LISTING>
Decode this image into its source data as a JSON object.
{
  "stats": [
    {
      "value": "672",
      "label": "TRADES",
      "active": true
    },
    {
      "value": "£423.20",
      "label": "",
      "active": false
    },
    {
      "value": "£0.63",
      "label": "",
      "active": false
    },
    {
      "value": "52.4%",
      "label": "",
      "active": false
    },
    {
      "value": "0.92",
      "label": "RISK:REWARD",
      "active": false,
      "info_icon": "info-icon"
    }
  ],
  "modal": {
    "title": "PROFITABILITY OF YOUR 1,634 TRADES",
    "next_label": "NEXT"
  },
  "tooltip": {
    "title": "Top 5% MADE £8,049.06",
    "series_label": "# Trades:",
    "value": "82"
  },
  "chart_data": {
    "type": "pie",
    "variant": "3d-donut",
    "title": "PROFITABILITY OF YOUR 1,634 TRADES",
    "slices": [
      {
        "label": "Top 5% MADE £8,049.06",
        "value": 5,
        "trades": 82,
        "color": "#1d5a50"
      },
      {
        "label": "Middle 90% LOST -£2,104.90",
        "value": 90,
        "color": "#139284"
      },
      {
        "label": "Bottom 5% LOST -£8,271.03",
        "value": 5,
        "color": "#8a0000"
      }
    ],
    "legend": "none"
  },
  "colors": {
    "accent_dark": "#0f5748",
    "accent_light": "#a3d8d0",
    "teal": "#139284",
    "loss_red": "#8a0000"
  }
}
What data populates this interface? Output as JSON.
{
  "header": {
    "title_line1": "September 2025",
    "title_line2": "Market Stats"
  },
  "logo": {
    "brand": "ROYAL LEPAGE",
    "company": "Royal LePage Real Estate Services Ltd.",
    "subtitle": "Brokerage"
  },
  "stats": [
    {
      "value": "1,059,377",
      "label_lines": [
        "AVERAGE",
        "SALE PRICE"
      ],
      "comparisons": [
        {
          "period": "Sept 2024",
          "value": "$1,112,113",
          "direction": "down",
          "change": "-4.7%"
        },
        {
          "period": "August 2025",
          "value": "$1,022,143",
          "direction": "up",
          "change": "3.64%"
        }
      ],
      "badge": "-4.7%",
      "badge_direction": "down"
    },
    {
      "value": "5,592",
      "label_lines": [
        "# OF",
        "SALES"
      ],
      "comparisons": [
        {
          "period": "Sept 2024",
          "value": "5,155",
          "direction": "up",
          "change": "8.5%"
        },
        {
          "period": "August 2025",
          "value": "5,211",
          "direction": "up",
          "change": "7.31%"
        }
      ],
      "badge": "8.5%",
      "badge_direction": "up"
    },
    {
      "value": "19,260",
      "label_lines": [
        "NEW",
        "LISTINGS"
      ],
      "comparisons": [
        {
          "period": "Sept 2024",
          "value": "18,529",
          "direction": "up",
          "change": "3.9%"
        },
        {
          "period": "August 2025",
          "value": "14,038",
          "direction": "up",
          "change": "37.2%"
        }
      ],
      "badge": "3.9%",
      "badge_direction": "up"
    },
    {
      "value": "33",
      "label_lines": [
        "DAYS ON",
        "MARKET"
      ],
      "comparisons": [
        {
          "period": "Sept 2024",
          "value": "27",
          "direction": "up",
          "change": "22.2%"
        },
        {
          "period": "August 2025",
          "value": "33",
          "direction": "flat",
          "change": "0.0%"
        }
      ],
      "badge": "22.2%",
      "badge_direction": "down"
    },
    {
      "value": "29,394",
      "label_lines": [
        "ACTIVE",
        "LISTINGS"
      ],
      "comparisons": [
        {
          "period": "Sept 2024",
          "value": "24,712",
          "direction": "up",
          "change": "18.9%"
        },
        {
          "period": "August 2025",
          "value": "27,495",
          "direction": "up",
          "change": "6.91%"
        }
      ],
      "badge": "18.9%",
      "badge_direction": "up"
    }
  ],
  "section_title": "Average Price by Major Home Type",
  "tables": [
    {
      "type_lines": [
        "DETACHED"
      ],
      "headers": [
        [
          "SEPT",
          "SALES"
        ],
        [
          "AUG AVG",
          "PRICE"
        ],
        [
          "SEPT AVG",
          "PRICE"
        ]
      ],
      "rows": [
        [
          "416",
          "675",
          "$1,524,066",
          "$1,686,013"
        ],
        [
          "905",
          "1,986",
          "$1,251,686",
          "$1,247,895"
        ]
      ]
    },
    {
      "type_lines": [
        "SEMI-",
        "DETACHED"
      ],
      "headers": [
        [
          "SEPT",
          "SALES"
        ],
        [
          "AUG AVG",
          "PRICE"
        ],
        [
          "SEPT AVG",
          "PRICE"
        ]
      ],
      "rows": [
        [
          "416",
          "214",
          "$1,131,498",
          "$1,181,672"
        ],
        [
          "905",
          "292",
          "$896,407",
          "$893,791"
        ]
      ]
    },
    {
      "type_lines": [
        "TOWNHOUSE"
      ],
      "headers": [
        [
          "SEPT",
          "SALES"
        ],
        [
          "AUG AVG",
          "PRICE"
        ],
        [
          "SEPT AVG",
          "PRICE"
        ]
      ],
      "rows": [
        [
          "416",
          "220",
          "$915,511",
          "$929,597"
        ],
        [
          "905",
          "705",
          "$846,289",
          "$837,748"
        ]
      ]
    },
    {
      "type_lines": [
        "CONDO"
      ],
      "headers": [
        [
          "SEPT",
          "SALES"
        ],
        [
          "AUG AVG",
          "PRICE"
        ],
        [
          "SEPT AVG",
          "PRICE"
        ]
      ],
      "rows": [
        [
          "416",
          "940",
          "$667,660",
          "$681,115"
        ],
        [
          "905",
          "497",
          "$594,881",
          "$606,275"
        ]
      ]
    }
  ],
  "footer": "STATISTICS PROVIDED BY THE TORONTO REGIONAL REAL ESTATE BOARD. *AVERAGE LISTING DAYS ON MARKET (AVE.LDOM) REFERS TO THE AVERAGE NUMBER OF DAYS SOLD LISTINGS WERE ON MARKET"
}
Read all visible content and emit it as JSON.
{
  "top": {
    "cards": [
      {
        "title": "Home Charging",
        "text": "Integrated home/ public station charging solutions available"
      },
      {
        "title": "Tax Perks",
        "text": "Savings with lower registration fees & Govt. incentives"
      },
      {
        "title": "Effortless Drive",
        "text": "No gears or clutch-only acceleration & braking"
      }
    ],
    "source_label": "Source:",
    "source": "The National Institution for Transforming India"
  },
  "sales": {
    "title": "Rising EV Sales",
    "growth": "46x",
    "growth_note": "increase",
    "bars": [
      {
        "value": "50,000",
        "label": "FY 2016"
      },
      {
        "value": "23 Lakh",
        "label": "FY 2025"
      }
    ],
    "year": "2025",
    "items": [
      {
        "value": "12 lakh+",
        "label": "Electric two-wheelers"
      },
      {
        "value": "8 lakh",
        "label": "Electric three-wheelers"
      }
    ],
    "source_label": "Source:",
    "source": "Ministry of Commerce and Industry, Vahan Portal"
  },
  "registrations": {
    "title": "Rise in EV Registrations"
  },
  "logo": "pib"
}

WHAT TO WORK ON> Repeat every line of the records above exactly.

ANSWER TO THE PROBLEM>
Decode this image into its source data as a JSON object.
{
  "stats": [
    {
      "value": "672",
      "label": "TRADES",
      "active": true
    },
    {
      "value": "£423.20",
      "label": "",
      "active": false
    },
    {
      "value": "£0.63",
      "label": "",
      "active": false
    },
    {
      "value": "52.4%",
      "label": "",
      "active": false
    },
    {
      "value": "0.92",
      "label": "RISK:REWARD",
      "active": false,
      "info_icon": "info-icon"
    }
  ],
  "modal": {
    "title": "PROFITABILITY OF YOUR 1,634 TRADES",
    "next_label": "NEXT"
  },
  "tooltip": {
    "title": "Top 5% MADE £8,049.06",
    "series_label": "# Trades:",
    "value": "82"
  },
  "chart_data": {
    "type": "pie",
    "variant": "3d-donut",
    "title": "PROFITABILITY OF YOUR 1,634 TRADES",
    "slices": [
      {
        "label": "Top 5% MADE £8,049.06",
        "value": 5,
        "trades": 82,
        "color": "#1d5a50"
      },
      {
        "label": "Middle 90% LOST -£2,104.90",
        "value": 90,
        "color": "#139284"
      },
      {
        "label": "Bottom 5% LOST -£8,271.03",
        "value": 5,
        "color": "#8a0000"
      }
    ],
    "legend": "none"
  },
  "colors": {
    "accent_dark": "#0f5748",
    "accent_light": "#a3d8d0",
    "teal": "#139284",
    "loss_red": "#8a0000"
  }
}
What data populates this interface? Output as JSON.
{
  "header": {
    "title_line1": "September 2025",
    "title_line2": "Market Stats"
  },
  "logo": {
    "brand": "ROYAL LEPAGE",
    "company": "Royal LePage Real Estate Services Ltd.",
    "subtitle": "Brokerage"
  },
  "stats": [
    {
      "value": "1,059,377",
      "label_lines": [
        "AVERAGE",
        "SALE PRICE"
      ],
      "comparisons": [
        {
          "period": "Sept 2024",
          "value": "$1,112,113",
          "direction": "down",
          "change": "-4.7%"
        },
        {
          "period": "August 2025",
          "value": "$1,022,143",
          "direction": "up",
          "change": "3.64%"
        }
      ],
      "badge": "-4.7%",
      "badge_direction": "down"
    },
    {
      "value": "5,592",
      "label_lines": [
        "# OF",
        "SALES"
      ],
      "comparisons": [
        {
          "period": "Sept 2024",
          "value": "5,155",
          "direction": "up",
          "change": "8.5%"
        },
        {
          "period": "August 2025",
          "value": "5,211",
          "direction": "up",
          "change": "7.31%"
        }
      ],
      "badge": "8.5%",
      "badge_direction": "up"
    },
    {
      "value": "19,260",
      "label_lines": [
        "NEW",
        "LISTINGS"
      ],
      "comparisons": [
        {
          "period": "Sept 2024",
          "value": "18,529",
          "direction": "up",
          "change": "3.9%"
        },
        {
          "period": "August 2025",
          "value": "14,038",
          "direction": "up",
          "change": "37.2%"
        }
      ],
      "badge": "3.9%",
      "badge_direction": "up"
    },
    {
      "value": "33",
      "label_lines": [
        "DAYS ON",
        "MARKET"
      ],
      "comparisons": [
        {
          "period": "Sept 2024",
          "value": "27",
          "direction": "up",
          "change": "22.2%"
        },
        {
          "period": "August 2025",
          "value": "33",
          "direction": "flat",
          "change": "0.0%"
        }
      ],
      "badge": "22.2%",
      "badge_direction": "down"
    },
    {
      "value": "29,394",
      "label_lines": [
        "ACTIVE",
        "LISTINGS"
      ],
      "comparisons": [
        {
          "period": "Sept 2024",
          "value": "24,712",
          "direction": "up",
          "change": "18.9%"
        },
        {
          "period": "August 2025",
          "value": "27,495",
          "direction": "up",
          "change": "6.91%"
        }
      ],
      "badge": "18.9%",
      "badge_direction": "up"
    }
  ],
  "section_title": "Average Price by Major Home Type",
  "tables": [
    {
      "type_lines": [
        "DETACHED"
      ],
      "headers": [
        [
          "SEPT",
          "SALES"
        ],
        [
          "AUG AVG",
          "PRICE"
        ],
        [
          "SEPT AVG",
          "PRICE"
        ]
      ],
      "rows": [
        [
          "416",
          "675",
          "$1,524,066",
          "$1,686,013"
        ],
        [
          "905",
          "1,986",
          "$1,251,686",
          "$1,247,895"
        ]
      ]
    },
    {
      "type_lines": [
        "SEMI-",
        "DETACHED"
      ],
      "headers": [
        [
          "SEPT",
          "SALES"
        ],
        [
          "AUG AVG",
          "PRICE"
        ],
        [
          "SEPT AVG",
          "PRICE"
        ]
      ],
      "rows": [
        [
          "416",
          "214",
          "$1,131,498",
          "$1,181,672"
        ],
        [
          "905",
          "292",
          "$896,407",
          "$893,791"
        ]
      ]
    },
    {
      "type_lines": [
        "TOWNHOUSE"
      ],
      "headers": [
        [
          "SEPT",
          "SALES"
        ],
        [
          "AUG AVG",
          "PRICE"
        ],
        [
          "SEPT AVG",
          "PRICE"
        ]
      ],
      "rows": [
        [
          "416",
          "220",
          "$915,511",
          "$929,597"
        ],
        [
          "905",
          "705",
          "$846,289",
          "$837,748"
        ]
      ]
    },
    {
      "type_lines": [
        "CONDO"
      ],
      "headers": [
        [
          "SEPT",
          "SALES"
        ],
        [
          "AUG AVG",
          "PRICE"
        ],
        [
          "SEPT AVG",
          "PRICE"
        ]
      ],
      "rows": [
        [
          "416",
          "940",
          "$667,660",
          "$681,115"
        ],
        [
          "905",
          "497",
          "$594,881",
          "$606,275"
        ]
      ]
    }
  ],
  "footer": "STATISTICS PROVIDED BY THE TORONTO REGIONAL REAL ESTATE BOARD. *AVERAGE LISTING DAYS ON MARKET (AVE.LDOM) REFERS TO THE AVERAGE NUMBER OF DAYS SOLD LISTINGS WERE ON MARKET"
}
Read all visible content and emit it as JSON.
{
  "top": {
    "cards": [
      {
        "title": "Home Charging",
        "text": "Integrated home/ public station charging solutions available"
      },
      {
        "title": "Tax Perks",
        "text": "Savings with lower registration fees & Govt. incentives"
      },
      {
        "title": "Effortless Drive",
        "text": "No gears or clutch-only acceleration & braking"
      }
    ],
    "source_label": "Source:",
    "source": "The National Institution for Transforming India"
  },
  "sales": {
    "title": "Rising EV Sales",
    "growth": "46x",
    "growth_note": "increase",
    "bars": [
      {
        "value": "50,000",
        "label": "FY 2016"
      },
      {
        "value": "23 Lakh",
        "label": "FY 2025"
      }
    ],
    "year": "2025",
    "items": [
      {
        "value": "12 lakh+",
        "label": "Electric two-wheelers"
      },
      {
        "value": "8 lakh",
        "label": "Electric three-wheelers"
      }
    ],
    "source_label": "Source:",
    "source": "Ministry of Commerce and Industry, Vahan Portal"
  },
  "registrations": {
    "title": "Rise in EV Registrations"
  },
  "logo": "pib"
}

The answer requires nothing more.